▸ **Tarefas**
1. Reproduza sem alterações o trecho da reportagem sobre o ministro Luís Adams que começa nas palavras "PUBLICADO NA EDIÇÃO" e termina depois de "petista em ascensão.".
2. Dê continuidade à reportagem sobre o ministro Luís Adams, começando logo após a última frase apresentada.

─── Texto fornecido

PUBLICADO NA EDIÇÃO IMPRESSA DE VEJA
RODRIGO RANGEL
O ministro Luís Inácio Adams, chefe da Advocacia-Geral da União
(AGU), era, até a semana passada, uma estrela petista em ascensão.
Considerado pelos colegas um técnico competente e discreto, que se
mantém distante das picuinhas políticas do dia a dia do governo e é
capaz de enfrentar missões espinhosas, aos poucos ele conquistou o
posto de um dos mais prestigiados conselheiros do restrito gabinete
presidencial. Dentro e fora do Palácio, era apontado como nome certo
para ocupar a poderosa Casa Civil, numa reforma ministerial que deve
ocorrer no início de 2013. Havia ainda um intenso lobby no Palácio do
Planalto pela sua indicação à próxima vaga de ministro do Supremo
Tribunal Federal. As possibilidades, enfim, eram inúmeras e todas elas
auspiciosas. Eram. Engolfado pelas investigações da Polícia Federal que
revelaram a existência de uma quadrilha cujos tentáculos se estendiam à
sua antessala, Luís Adams acabou envolvido no mais recente
escândalo produzido por petistas, que mistura mais uma vez poder e
corrupção.
Ainda que não figure no rol de investigados, o ministro ficou em
situação delicada com a descoberta de que o balcão de venda de
facilidades do qual participava Rosemary Noronha, a ex-chefe do
escritório da Presidência da República em São Paulo, se estendia à
AGU, um órgão de estado por onde passam interesses financeiros
monumentais e cuja atribuição principal é defender juridicamente a
União. Isso, por si, já seria grave. Mas é ainda pior: o
braço-direito de Adams, José Weber Holanda, é apontado pela Polícia
Federal e pelo Ministério Público como integrante da quadrilha. Amigo
pessoal do ministro, ele foi escolhido por Adams para ocupar o posto de
advogado-geral da União adjunto, apesar de responder a processos por
irregularidades cometidas quando exerceu cargos importantes em
outros órgãos federais. Weber foi indiciado, segundo a polícia, por
produzir pareceres jurídicos sob medida para atender aos interesses da
quadrilha. Em troca, receberia presentes e favores.

──────
─── Dados

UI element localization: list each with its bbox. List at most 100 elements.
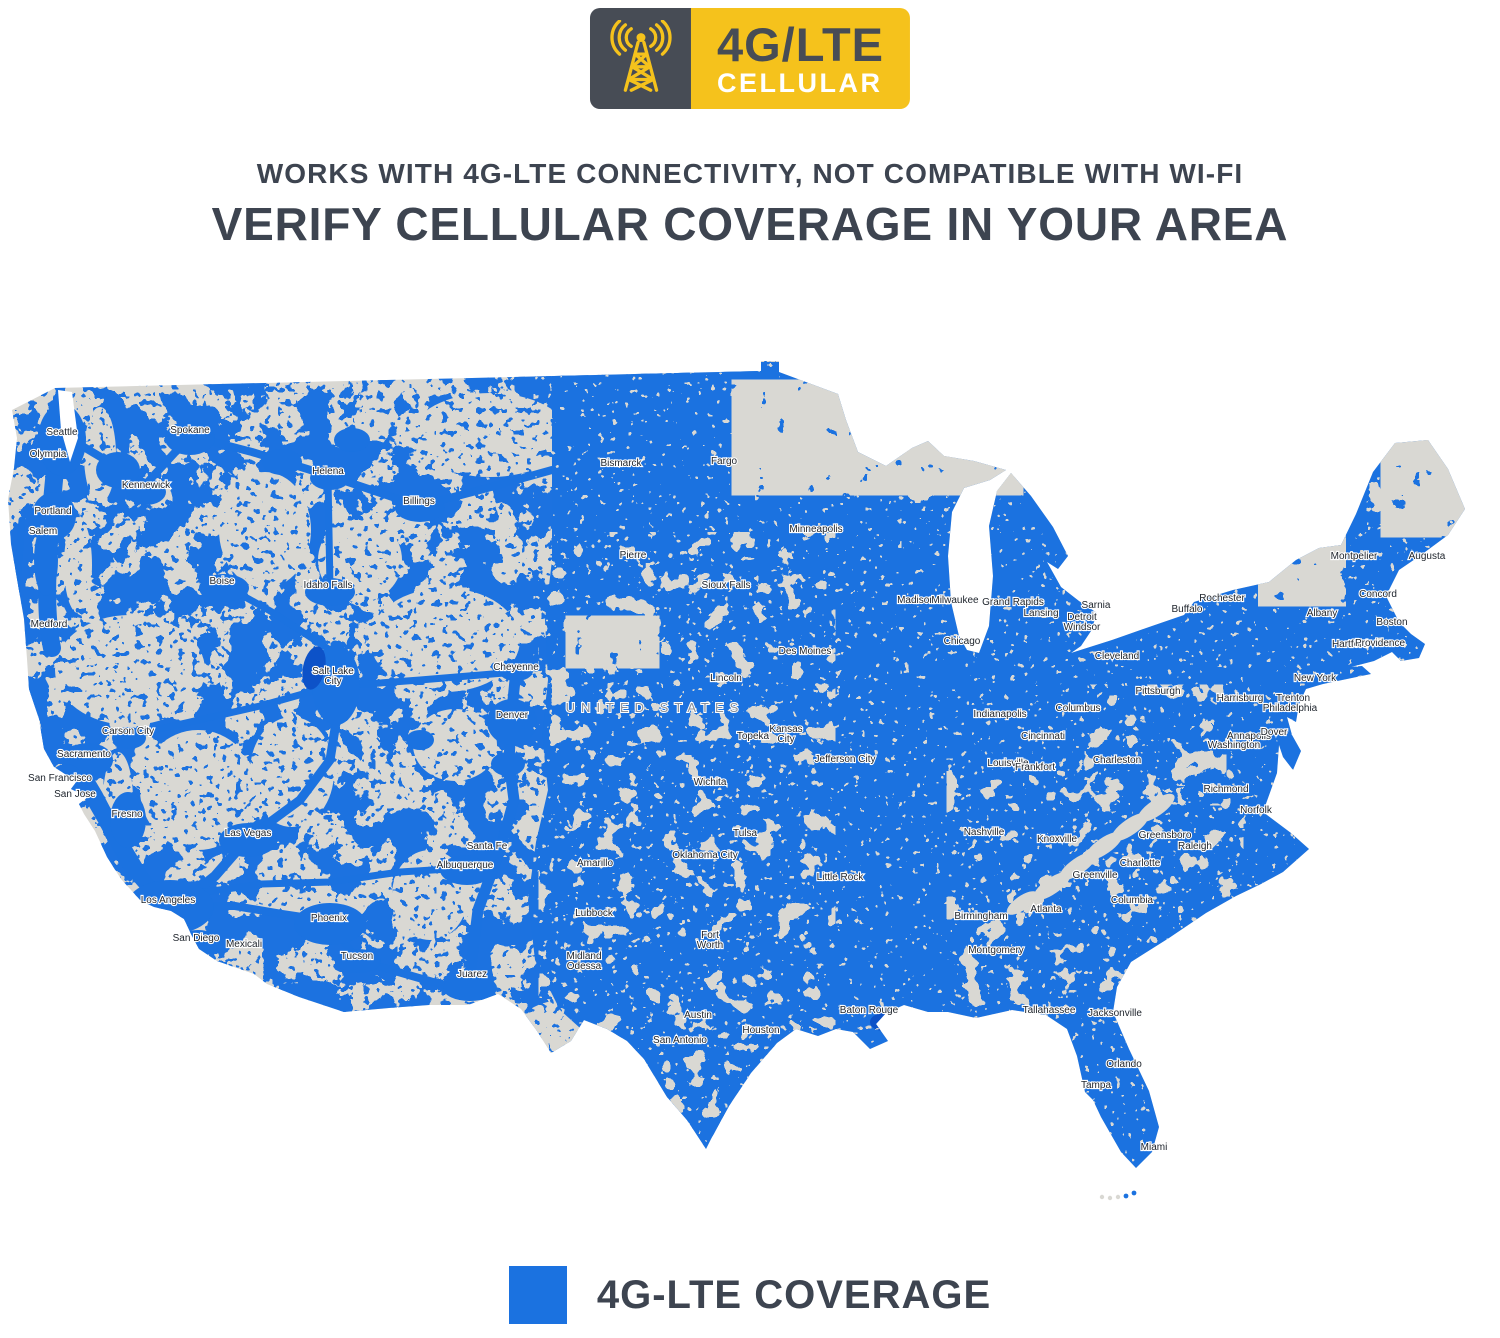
city-label: Cincinnati bbox=[1021, 731, 1065, 742]
city-label: San Antonio bbox=[653, 1035, 707, 1046]
city-label: Bismarck bbox=[600, 458, 642, 469]
city-label: Kennewick bbox=[122, 480, 171, 491]
city-label: Pierre bbox=[620, 550, 647, 561]
city-label: Charleston bbox=[1093, 755, 1141, 766]
coverage-swatch bbox=[508, 1266, 567, 1324]
city-label: Oklahoma City bbox=[672, 850, 738, 861]
city-label: Wichita bbox=[694, 777, 727, 788]
coverage-layers bbox=[8, 361, 1465, 1168]
puget-sound-water bbox=[58, 390, 78, 462]
city-label: Kansas City bbox=[769, 724, 802, 745]
coverage-legend-label: 4G-LTE COVERAGE bbox=[596, 1272, 992, 1317]
city-label: Sacramento bbox=[57, 749, 111, 760]
city-label: Olympia bbox=[30, 449, 67, 460]
city-label: Annapolis bbox=[1227, 731, 1271, 742]
city-label: New York bbox=[1294, 673, 1337, 684]
city-label: Cheyenne bbox=[493, 662, 539, 673]
city-label: Des Moines bbox=[779, 646, 832, 657]
city-label: Nashville bbox=[964, 827, 1005, 838]
badge-title: 4G/LTE bbox=[716, 17, 885, 71]
heading-line2: VERIFY CELLULAR COVERAGE IN YOUR AREA bbox=[211, 198, 1289, 250]
city-label: Richmond bbox=[1203, 784, 1248, 795]
city-label: Little Rock bbox=[817, 872, 865, 883]
city-labels: Seattle Olympia Spokane Kennewick Portland Sa… bbox=[27, 424, 1447, 1154]
badge-subtitle: CELLULAR bbox=[716, 67, 883, 98]
city-label: Tampa bbox=[1081, 1080, 1111, 1091]
city-label: Carson City bbox=[102, 726, 154, 737]
city-label: Montgomery bbox=[968, 945, 1024, 956]
appalachian-gaps bbox=[1006, 793, 1175, 915]
city-label: Lansing bbox=[1023, 608, 1058, 619]
city-label: Providence bbox=[1355, 638, 1405, 649]
city-label: Columbus bbox=[1055, 703, 1100, 714]
city-label: Fargo bbox=[711, 456, 738, 467]
city-label: Atlanta bbox=[1030, 904, 1062, 915]
city-label: Frankfort bbox=[1015, 762, 1055, 773]
coverage-map: UNITED STATES Seattle Olympia Spokane Kenne… bbox=[0, 350, 1500, 1240]
city-label: Helena bbox=[312, 466, 344, 477]
city-label: Fort Worth bbox=[697, 930, 724, 951]
city-label: Columbia bbox=[1111, 895, 1154, 906]
coverage-legend: 4G-LTE COVERAGE bbox=[0, 1266, 1500, 1324]
city-label: Louisville bbox=[987, 758, 1029, 769]
city-label: Mexicali bbox=[226, 939, 262, 950]
city-label: Topeka bbox=[737, 731, 770, 742]
city-label: San Francisco bbox=[28, 773, 92, 784]
city-label: Houston bbox=[742, 1025, 779, 1036]
city-label: Philadelphia bbox=[1263, 703, 1318, 714]
us-coverage-map-svg: UNITED STATES Seattle Olympia Spokane Kenne… bbox=[8, 361, 1465, 1201]
city-label: Juarez bbox=[457, 969, 487, 980]
badge-icon-panel bbox=[589, 8, 691, 109]
city-label: Greensboro bbox=[1139, 830, 1192, 841]
city-label: Albany bbox=[1307, 608, 1338, 619]
city-label: Lubbock bbox=[575, 908, 614, 919]
city-label: Raleigh bbox=[1178, 841, 1212, 852]
great-salt-lake bbox=[302, 646, 326, 690]
cell-tower-icon bbox=[609, 19, 672, 92]
city-label: Salem bbox=[29, 526, 57, 537]
city-label: Knoxville bbox=[1037, 834, 1077, 845]
badge-text-panel: 4G/LTE CELLULAR bbox=[690, 8, 911, 109]
city-label: Seattle bbox=[46, 427, 78, 438]
city-label: Milwaukee bbox=[931, 595, 979, 606]
city-label: Portland bbox=[34, 506, 71, 517]
city-label: Spokane bbox=[170, 425, 210, 436]
country-label: UNITED STATES bbox=[566, 700, 745, 715]
city-label: Minneapolis bbox=[789, 524, 842, 535]
city-label: Phoenix bbox=[311, 913, 347, 924]
city-label: Midland Odessa bbox=[566, 951, 601, 972]
city-label: Santa Fe bbox=[467, 841, 508, 852]
city-label: Indianapolis bbox=[973, 709, 1026, 720]
city-label: Baton Rouge bbox=[840, 1005, 899, 1016]
product-badge: 4G/LTE CELLULAR bbox=[589, 8, 911, 109]
heading-line1: WORKS WITH 4G-LTE CONNECTIVITY, NOT COMP… bbox=[256, 158, 1244, 189]
city-label: Norfolk bbox=[1240, 805, 1273, 816]
city-label: Charlotte bbox=[1120, 858, 1161, 869]
city-label: Sarnia bbox=[1082, 600, 1111, 611]
city-label: Grand Rapids bbox=[982, 597, 1044, 608]
city-label: Tulsa bbox=[733, 828, 758, 839]
city-label: Orlando bbox=[1106, 1059, 1142, 1070]
city-label: Boise bbox=[209, 576, 234, 587]
city-label: Lincoln bbox=[710, 673, 742, 684]
city-label: Medford bbox=[31, 619, 68, 630]
city-label: Buffalo bbox=[1172, 604, 1203, 615]
city-label: Birmingham bbox=[954, 911, 1007, 922]
city-label: Amarillo bbox=[577, 858, 614, 869]
city-label: Harrisburg bbox=[1217, 693, 1264, 704]
city-label: Los Angeles bbox=[141, 895, 196, 906]
city-label: Boston bbox=[1376, 617, 1407, 628]
city-label: Augusta bbox=[1409, 551, 1446, 562]
city-label: Madison bbox=[897, 595, 935, 606]
city-label: Jacksonville bbox=[1088, 1008, 1142, 1019]
city-label: Montpelier bbox=[1331, 551, 1378, 562]
city-label: Hartford bbox=[1332, 639, 1368, 650]
city-label: Detroit Windsor bbox=[1064, 612, 1101, 633]
city-label: Cleveland bbox=[1095, 651, 1139, 662]
city-label: San Jose bbox=[54, 789, 96, 800]
city-label: Las Vegas bbox=[225, 828, 272, 839]
city-label: Salt Lake City bbox=[312, 666, 354, 687]
city-label: Miami bbox=[1141, 1142, 1168, 1153]
city-label: San Diego bbox=[173, 933, 220, 944]
city-label: Idaho Falls bbox=[304, 580, 353, 591]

──────

▸ **Respostas**
1.
PUBLICADO NA EDIÇÃO IMPRESSA DE VEJA
RODRIGO RANGEL
O ministro Luís Inácio Adams, chefe da Advocacia-Geral da União
(AGU), era, até a semana passada, uma estrela petista em ascensão.

2.
José Weber, também servidor de carreira da AGU, foi chefe direto de
Luís Adams doze anos atrás. Até a semana passada, ele era o
braço-direito do ministro. Ocupava uma sala contígua ao seu gabinete, ao
qual tinha acesso livre. Com frequência, o assessor representava Adams
em audiências com políticos e empresários. Internamente,
funcionários da AGU que precisavam tratar de assuntos de trabalho com o
ministro tinham de passar antes pelo crivo de Weber. O adjunto também
costumava distribuir ordens em nome do chefe. E foi nessa condição
privilegiada que ele se envolveu com o grupo de petistas que conseguia
facilidades usando atalhos construídos com base em amizades
estratégicas dentro do governo. O caso mais revelador envolve o
ex-senador da República Gilberto Miranda, o agora notório petista Paulo
Vieira e duas valiosas ilhas no litoral de São Paulo.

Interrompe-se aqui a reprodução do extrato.